▶ **TASK DIRECTIONS**:
Keep only the lines of the listing that include the word "JSON", and copy them.

▶ **STORED ROWS**:
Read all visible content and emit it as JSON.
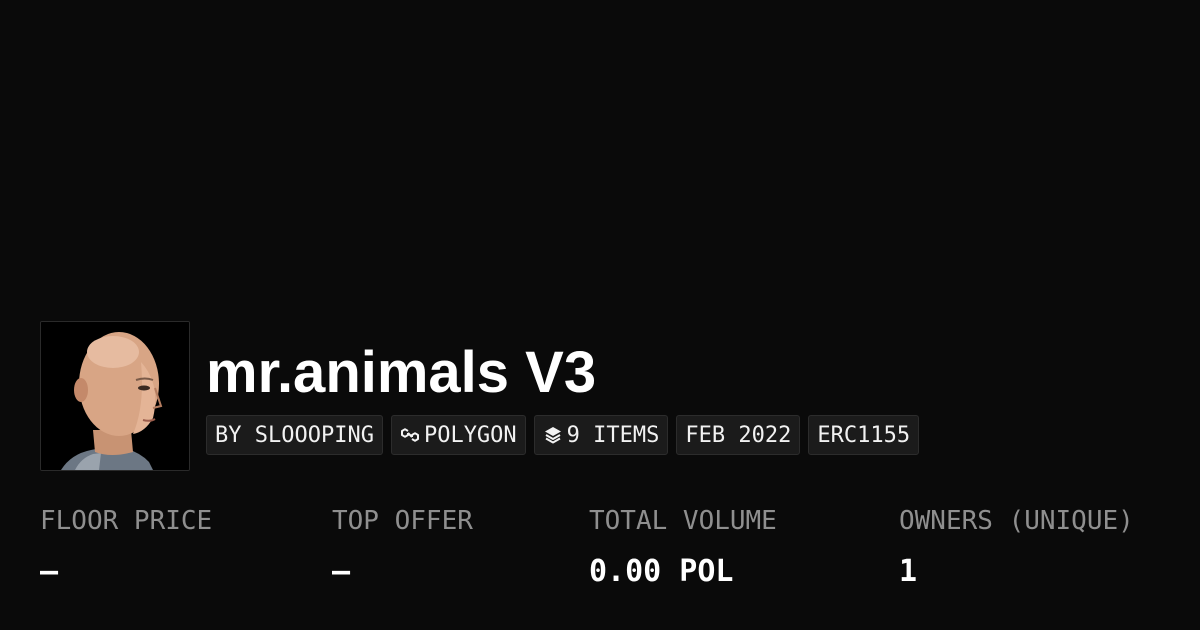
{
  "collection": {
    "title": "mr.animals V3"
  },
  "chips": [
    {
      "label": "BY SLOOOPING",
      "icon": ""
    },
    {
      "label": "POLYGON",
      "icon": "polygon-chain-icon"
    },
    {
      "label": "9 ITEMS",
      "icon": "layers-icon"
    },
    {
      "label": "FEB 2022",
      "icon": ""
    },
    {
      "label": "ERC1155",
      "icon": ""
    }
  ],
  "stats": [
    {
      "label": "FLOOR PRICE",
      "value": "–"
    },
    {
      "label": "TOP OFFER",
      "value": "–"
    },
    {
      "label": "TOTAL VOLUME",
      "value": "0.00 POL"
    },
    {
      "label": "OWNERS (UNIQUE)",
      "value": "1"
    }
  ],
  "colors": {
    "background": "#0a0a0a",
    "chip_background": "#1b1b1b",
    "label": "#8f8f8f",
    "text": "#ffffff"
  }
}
==
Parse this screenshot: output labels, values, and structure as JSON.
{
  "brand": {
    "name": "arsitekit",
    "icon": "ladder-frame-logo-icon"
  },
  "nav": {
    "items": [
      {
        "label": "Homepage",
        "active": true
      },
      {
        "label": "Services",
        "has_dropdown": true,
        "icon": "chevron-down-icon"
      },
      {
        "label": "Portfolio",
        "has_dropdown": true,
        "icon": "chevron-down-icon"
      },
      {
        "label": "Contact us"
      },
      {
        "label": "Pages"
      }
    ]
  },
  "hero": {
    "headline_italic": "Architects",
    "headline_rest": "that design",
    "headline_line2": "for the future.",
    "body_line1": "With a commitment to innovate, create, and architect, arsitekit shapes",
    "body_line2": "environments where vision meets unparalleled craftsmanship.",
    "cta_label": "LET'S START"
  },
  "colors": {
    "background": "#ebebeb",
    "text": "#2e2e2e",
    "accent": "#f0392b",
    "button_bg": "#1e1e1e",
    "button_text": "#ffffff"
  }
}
...
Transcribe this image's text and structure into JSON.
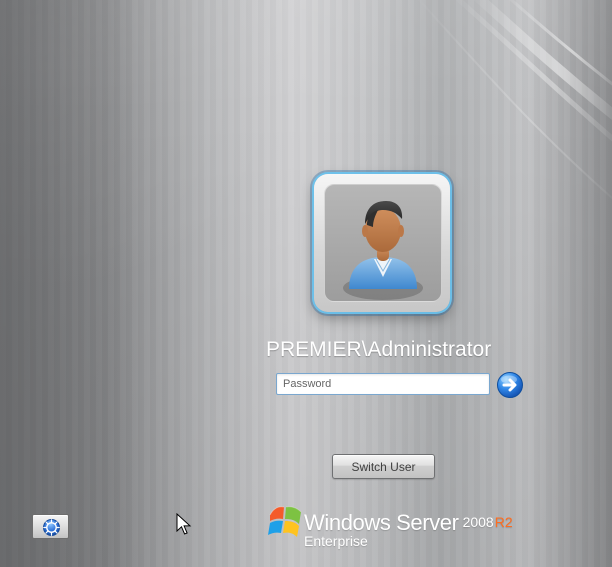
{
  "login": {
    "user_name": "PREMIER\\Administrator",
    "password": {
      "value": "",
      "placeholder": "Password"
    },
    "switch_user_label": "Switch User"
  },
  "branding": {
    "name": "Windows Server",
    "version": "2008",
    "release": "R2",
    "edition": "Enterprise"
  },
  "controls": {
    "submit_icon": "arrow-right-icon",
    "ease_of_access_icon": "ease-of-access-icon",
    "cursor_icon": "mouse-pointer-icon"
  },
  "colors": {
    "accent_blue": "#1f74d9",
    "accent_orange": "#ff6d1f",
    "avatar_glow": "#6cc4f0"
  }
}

▶ **ANSWER TO THIS TASK**:
Read all visible content and emit it as JSON.
Parse this screenshot: output labels, values, and structure as JSON.
Transcribe this image's text and structure into JSON.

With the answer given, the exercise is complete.